- **To be done**
In the entries below, find every line holding the string "mostraron" and collect it.

— Begin Data extract —

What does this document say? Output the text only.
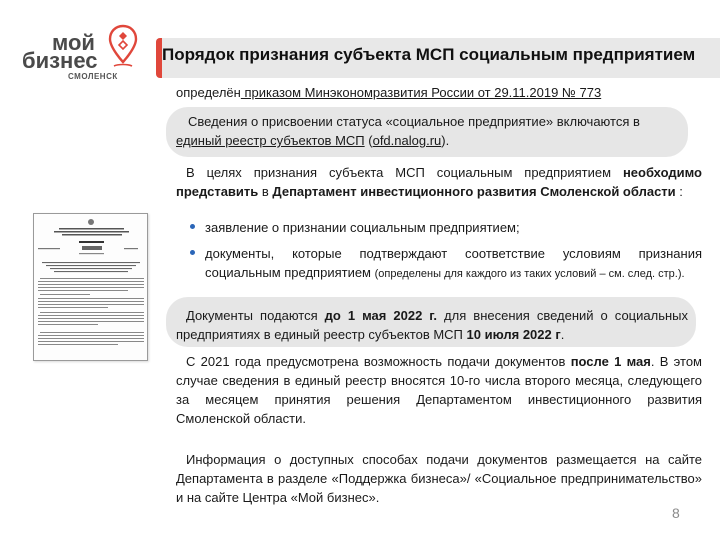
мой
бизнес
СМОЛЕНСК
Порядок признания субъекта МСП социальным предприятием
определён приказом Минэкономразвития России от 29.11.2019 № 773
Сведения о присвоении статуса «социальное предприятие» включаются в
единый реестр субъектов МСП (ofd.nalog.ru).
В целях признания субъекта МСП социальным предприятием необходимо представить в Департамент инвестиционного развития Смоленской области :
заявление о признании социальным предприятием;
документы, которые подтверждают соответствие условиям признания социальным предприятием (определены для каждого из таких условий – см. след. стр.).
Документы подаются до 1 мая 2022 г. для внесения сведений о социальных предприятиях в единый реестр субъектов МСП 10 июля 2022 г.
С 2021 года предусмотрена возможность подачи документов после 1 мая. В этом случае сведения в единый реестр вносятся 10-го числа второго месяца, следующего за месяцем принятия решения Департаментом инвестиционного развития Смоленской области.
Информация о доступных способах подачи документов размещается на сайте Департамента в разделе «Поддержка бизнеса»/ «Социальное предпринимательство» и на сайте Центра «Мой бизнес».
8
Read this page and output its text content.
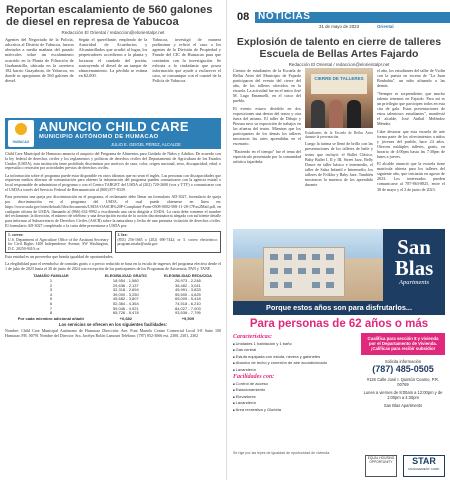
Reportan escalamiento de 560 galones de diesel en represa de Yabucoa
Redacción El Oriental / redaccion@elorientalpr.net

Agentes del Negociado de la Policía, adscritos al Distrito de Yabucoa, fueron alertados a media mañana del pasado miércoles sobre un escalamiento ocurrido en la Planta de Filtración de Guabanatilla, ubicada en la carretera 182 barrio Guayabota, de Yabucoa, en donde se apropiaron de 560 galones de diesel.

Según el querellante, empleado de la Autoridad de Acueductos y Alcantarillados que acudió al lugar, los perpetradores accedieron a la planta y forzaron el candado del portón, sustrayendo el diesel de un tanque de almacenamiento. La pérdida se estima en $2,000.

Yabucoa, investigó de manera preliminar y refirió el caso a los agentes de la División de Propiedad y Fraude del CIC de Humacao para que continúen con la investigación. Se exhorta a la ciudadanía que posea información que ayude a esclarecer el caso, se comunique con el cuartel de la Policía de Yabucoa.

HUMACAO
ANUNCIO CHILD CARE
MUNICIPIO AUTÓNOMO DE HUMACAO
JULIO E. GEIGEL PÉREZ, ALCALDE

Child Care Municipal de Humacao anuncia el auspicio del Programa de Alimentos para Cuidado de Niños y Adultos. De acuerdo con la ley federal de derechos civiles y los reglamentos y políticas de derechos civiles del Departamento de Agricultura de los Estados Unidos (USDA), esta institución tiene prohibido discriminar por motivos de raza, color, origen nacional, sexo, discapacidad, edad, o represalia o retorsión por actividades previas de derechos civiles.

La información sobre el programa puede estar disponible en otros idiomas que no sean el inglés. Las personas con discapacidades que requieran medios alternos de comunicación para obtener la información del programa pueden comunicarse con la agencia estatal o local responsable de administrar el programa o con el Centro TARGET del USDA al (202) 720-2600 (voz y TTY) o comunicarse con el USDA a través del Servicio Federal de Retransmisión al (800) 877-8339.

Para presentar una queja por discriminación en el programa, el reclamante debe llenar un formulario AD-3027, formulario de queja por discriminación en el programa del USDA, el cual puede obtenerse en línea en: https://www.usda.gov/sites/default/files/documents/USDA-OASCR%20P-Complaint-Form-0508-0002-508-11-28-17Fax2Mail.pdf, en cualquier oficina de USDA, llamando al (866) 632-9992 o escribiendo una carta dirigida a USDA. La carta debe contener el nombre del reclamante, la dirección, el número de teléfono y una descripción escrita de la acción discriminatoria alegada con suficiente detalle para informar al Subsecretario de Derechos Civiles (ASCR) sobre la naturaleza y fecha de una presunta violación de derechos civiles. El formulario AD-3027 completado o la carta debe presentarse a USDA por:

1. correo:
U.S. Department of Agriculture Office of the Assistant Secretary for Civil Rights 1400 Independence Avenue, SW Washington, D.C. 20250-9410; or
2. fax:
(833) 256-1665 o (202) 690-7442; or 3. correo electrónico: program.intake@usda.gov

Esta entidad es un proveedor que brinda igualdad de oportunidades.

La elegibilidad para el reembolso de comidas gratis o a precio reducido se basa en la escala de ingresos del programa efectiva desde el 1 de julio de 2023 hasta el 30 de junio de 2024 con excepción de los participantes de los Programas de Asistencia, PAN y TANF.

TAMAÑO FAMILIAR	ELEGIBILIDAD GRATIS	ELEGIBILIDAD REDUCIDA
1	18,954 - 1,580	26,973 - 2,248
2	25,636 - 2,137	36,482 - 3,041
3	32,318 - 2,694	45,991 - 3,833
4	39,000 - 3,250	55,500 - 4,625
5	45,682 - 3,807	65,009 - 5,418
6	52,364 - 4,364	74,518 - 6,210
7	59,046 - 4,921	84,027 - 7,003
8	65,728 - 5,478	93,536 - 7,795
Por cada miembro adicional añadir	+6,682	+9,509
Los servicios se ofrecen en los siguientes facilidades:

Nombre: Child Care Municipal Autónomo de Humacao Dirección: Ave. Font Martelo Centro Comercial Local 3-E Suite 100 Humacao P.R. 00791 Nombre del Director: Sra. Jacelyn Rolón Lamourt Teléfono: (787) 852-3066 ext. 2300, 2301, 2302

08 NOTICIAS
31 de mayo de 2023	Oriental
Explosión de talento en cierre de talleres Escuela de Bellas Artes Fajardo
Redacción El Oriental / redaccion@elorientalpr.net

Cientos de estudiantes de la Escuela de Bellas Artes del Municipio de Fajardo participaron del evento del cierre del año, de los talleres ofrecidos en la escuela. La actividad fue en el teatro José M. Lugo Emanuelli, en el casco del pueblo.

El evento estuvo dividido en dos exposiciones una dentro del teatro y otra fuera del mismo. El taller de Dibujo y Pintura tuvo su exposición de trabajos en las afueras del teatro. Mientras que los participantes de los demás los talleres mostraron las artes aprendidas en el escenario.

"Haciendo en el tiempo" fue el tema del espectáculo presentado por la comunidad artística fajardeña.

CIERRE DE TALLERES
Estudiantes de la Escuela de Bellas Artes durante la presentación.

Luego la tarima se llenó de brillo con las presentaciones de los talleres de baile y teatro que incluyó: el Ballet Clásico, Baby Ballet I, II y III, Street Jazz, Belly Dance en taller básico e intermedio, el taller de Salsa Infantil e Intermedio, los talleres de Folklor y Baby Jazz. También mostraron la muestra de los aprendido durante

el año, los estudiantes del taller de Violín con la puesta en escena de "La Juan Bonbahia", un niño afinando a las demás.

"Siempre es sorprendente, que mucho talento tenemos en Fajardo. Para mí es un privilegio que participen todos en esta cita de gala. Estas presentaciones de estos talentosos estudiantes", manifestó el alcalde, José Aníbal Meléndez Méndez.

Cabe destacar que esta escuela de arte forma parte de los ofrecimientos a niños y jóvenes del pueblo, hace 24 años. Ofrecen múltiples talleres, gratis, en horario de 4:00pm hasta las 7:30pm de lunes a jueves.

El alcalde anunció que la escuela tiene matrícula abierta para los talleres del siguiente año, que iniciarán en agosto de 2023. Los interesados pueden comunicarse al 787-863-8825, entre el 30 de mayo y el 2 de junio de 2023.

San
Blas
Apartments
Porque estos años son para disfrutarlos...
Para personas de 62 años o más
Características:
■ Unidades 1 habitación y 1 baño
■ Gas central
■ Estufa equipada con estufa, nevera y gabinetes
■ Abanico de techo y conexión de aire acondicionado
■ Lavandería
Facilidades con:
■ Control de acceso
■ Estacionamiento
■ Elevadores
■ Lavandería
■ Área recreativa y Glorieta
Cualifica para sección 8 y vivienda por el Departamento de Vivienda. ¡Calificas para recibir subsidio!
Solicita información
(787) 485-0505
#126 Calle José I. Quintón Coamo, P.R. 00769
Lunes a viernes de 8:00am a 12:00pm y de 1:00pm a 4:30pm
San Blas Apartments
Se rige por las leyes de igualdad de oportunidad de vivienda.
EQUAL HOUSING OPPORTUNITY	STAR
MANAGEMENT CORP.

— End Data extract —

- **The output**
El evento estuvo dividido en dos exposiciones una dentro del teatro y otra fuera del mismo. El taller de Dibujo y Pintura tuvo su exposición de trabajos en las afueras del teatro. Mientras que los participantes de los demás los talleres mostraron las artes aprendidas en el escenario.
Luego la tarima se llenó de brillo con las presentaciones de los talleres de baile y teatro que incluyó: el Ballet Clásico, Baby Ballet I, II y III, Street Jazz, Belly Dance en taller básico e intermedio, el taller de Salsa Infantil e Intermedio, los talleres de Folklor y Baby Jazz. También mostraron la muestra de los aprendido durante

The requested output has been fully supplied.